- **Exercise aim**
Each line of the data that includes the string "Глухая" is to be copied out.
##### Provided data
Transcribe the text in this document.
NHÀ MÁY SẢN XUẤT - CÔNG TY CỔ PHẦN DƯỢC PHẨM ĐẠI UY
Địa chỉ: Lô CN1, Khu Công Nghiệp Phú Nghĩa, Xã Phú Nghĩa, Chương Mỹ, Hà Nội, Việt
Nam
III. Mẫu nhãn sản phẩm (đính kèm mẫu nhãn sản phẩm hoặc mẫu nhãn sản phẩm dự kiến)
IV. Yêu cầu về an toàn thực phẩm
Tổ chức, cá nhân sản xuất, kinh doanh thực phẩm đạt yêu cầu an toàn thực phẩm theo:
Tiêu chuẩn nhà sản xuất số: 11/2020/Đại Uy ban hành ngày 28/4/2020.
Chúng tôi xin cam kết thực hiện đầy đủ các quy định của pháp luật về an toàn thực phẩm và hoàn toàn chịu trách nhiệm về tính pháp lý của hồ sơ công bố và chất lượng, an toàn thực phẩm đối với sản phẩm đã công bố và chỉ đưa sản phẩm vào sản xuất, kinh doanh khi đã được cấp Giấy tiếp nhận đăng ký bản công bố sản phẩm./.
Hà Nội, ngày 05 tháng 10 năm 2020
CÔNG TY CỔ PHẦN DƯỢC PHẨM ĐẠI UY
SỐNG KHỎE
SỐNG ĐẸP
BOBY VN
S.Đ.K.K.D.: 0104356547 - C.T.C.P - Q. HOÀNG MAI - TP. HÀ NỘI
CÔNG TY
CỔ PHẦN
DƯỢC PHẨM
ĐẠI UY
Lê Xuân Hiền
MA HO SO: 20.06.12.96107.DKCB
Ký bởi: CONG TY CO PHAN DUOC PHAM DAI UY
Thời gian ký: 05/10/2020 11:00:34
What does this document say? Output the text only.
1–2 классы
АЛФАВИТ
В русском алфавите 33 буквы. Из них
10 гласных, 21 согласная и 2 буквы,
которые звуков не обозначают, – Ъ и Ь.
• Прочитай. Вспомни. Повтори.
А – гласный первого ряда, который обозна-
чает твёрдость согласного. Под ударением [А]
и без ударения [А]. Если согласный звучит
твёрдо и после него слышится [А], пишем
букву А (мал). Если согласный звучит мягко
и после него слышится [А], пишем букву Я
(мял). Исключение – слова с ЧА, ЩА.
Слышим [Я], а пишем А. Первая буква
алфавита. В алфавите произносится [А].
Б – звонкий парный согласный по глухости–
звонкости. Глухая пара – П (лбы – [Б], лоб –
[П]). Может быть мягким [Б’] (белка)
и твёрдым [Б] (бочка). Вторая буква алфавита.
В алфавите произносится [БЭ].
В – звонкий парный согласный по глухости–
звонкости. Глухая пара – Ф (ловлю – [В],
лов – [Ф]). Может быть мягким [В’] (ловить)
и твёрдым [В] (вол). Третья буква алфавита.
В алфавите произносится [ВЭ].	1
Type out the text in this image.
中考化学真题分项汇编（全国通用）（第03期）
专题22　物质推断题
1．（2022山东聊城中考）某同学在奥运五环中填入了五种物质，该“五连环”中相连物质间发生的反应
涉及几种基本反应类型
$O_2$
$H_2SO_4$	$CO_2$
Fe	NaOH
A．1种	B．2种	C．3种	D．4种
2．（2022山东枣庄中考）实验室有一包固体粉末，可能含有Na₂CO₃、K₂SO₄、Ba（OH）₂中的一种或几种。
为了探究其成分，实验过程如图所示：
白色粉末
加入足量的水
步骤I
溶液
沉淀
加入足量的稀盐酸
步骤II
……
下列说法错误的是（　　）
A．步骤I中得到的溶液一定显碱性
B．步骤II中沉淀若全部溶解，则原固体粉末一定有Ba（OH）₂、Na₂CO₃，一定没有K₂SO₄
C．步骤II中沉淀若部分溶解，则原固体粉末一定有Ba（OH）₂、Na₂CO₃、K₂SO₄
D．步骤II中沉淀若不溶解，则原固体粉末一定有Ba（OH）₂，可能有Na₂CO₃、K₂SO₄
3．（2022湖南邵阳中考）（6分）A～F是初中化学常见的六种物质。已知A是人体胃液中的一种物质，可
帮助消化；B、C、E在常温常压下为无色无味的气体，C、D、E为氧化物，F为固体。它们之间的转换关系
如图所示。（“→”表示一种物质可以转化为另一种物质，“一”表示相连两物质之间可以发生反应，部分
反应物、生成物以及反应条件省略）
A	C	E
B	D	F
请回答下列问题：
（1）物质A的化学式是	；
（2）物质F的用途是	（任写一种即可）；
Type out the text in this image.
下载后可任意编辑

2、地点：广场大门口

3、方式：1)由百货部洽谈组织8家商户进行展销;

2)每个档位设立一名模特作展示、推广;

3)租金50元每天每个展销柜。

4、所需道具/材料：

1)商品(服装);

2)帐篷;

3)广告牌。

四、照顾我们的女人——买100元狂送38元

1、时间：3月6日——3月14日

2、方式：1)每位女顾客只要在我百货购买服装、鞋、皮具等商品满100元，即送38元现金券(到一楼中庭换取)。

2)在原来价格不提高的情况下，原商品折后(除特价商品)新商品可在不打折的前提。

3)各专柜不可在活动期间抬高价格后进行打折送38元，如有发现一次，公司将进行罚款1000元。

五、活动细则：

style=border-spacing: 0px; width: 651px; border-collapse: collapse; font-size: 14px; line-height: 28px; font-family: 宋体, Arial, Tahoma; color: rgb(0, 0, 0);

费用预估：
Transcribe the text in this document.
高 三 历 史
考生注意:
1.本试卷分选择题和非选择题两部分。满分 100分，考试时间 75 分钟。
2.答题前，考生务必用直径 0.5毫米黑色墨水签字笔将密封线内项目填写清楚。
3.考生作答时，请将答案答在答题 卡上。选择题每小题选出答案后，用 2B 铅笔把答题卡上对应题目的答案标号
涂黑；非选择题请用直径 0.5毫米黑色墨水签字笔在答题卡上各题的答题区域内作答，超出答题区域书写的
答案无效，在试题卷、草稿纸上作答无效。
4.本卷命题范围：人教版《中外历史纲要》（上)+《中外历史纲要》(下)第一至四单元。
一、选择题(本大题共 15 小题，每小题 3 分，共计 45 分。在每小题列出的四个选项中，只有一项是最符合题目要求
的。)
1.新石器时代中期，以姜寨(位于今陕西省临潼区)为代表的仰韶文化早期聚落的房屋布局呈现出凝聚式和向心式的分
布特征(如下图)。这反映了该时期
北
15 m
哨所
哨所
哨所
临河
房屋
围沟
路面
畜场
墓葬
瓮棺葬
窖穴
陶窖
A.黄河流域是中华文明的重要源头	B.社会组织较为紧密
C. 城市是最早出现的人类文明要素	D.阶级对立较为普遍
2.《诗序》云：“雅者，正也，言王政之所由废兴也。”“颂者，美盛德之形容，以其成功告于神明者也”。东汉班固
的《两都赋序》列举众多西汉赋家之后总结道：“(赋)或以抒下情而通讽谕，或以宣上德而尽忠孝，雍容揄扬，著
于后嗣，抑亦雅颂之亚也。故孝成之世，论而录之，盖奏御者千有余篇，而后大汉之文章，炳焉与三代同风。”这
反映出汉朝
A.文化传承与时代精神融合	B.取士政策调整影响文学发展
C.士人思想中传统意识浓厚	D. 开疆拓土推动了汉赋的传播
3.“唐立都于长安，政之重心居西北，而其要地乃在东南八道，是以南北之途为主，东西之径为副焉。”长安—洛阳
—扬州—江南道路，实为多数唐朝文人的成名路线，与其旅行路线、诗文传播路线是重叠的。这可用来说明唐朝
##########
- **Result**
звонкости. Глухая пара – П (лбы – [Б], лоб –
звонкости. Глухая пара – Ф (ловлю – [В],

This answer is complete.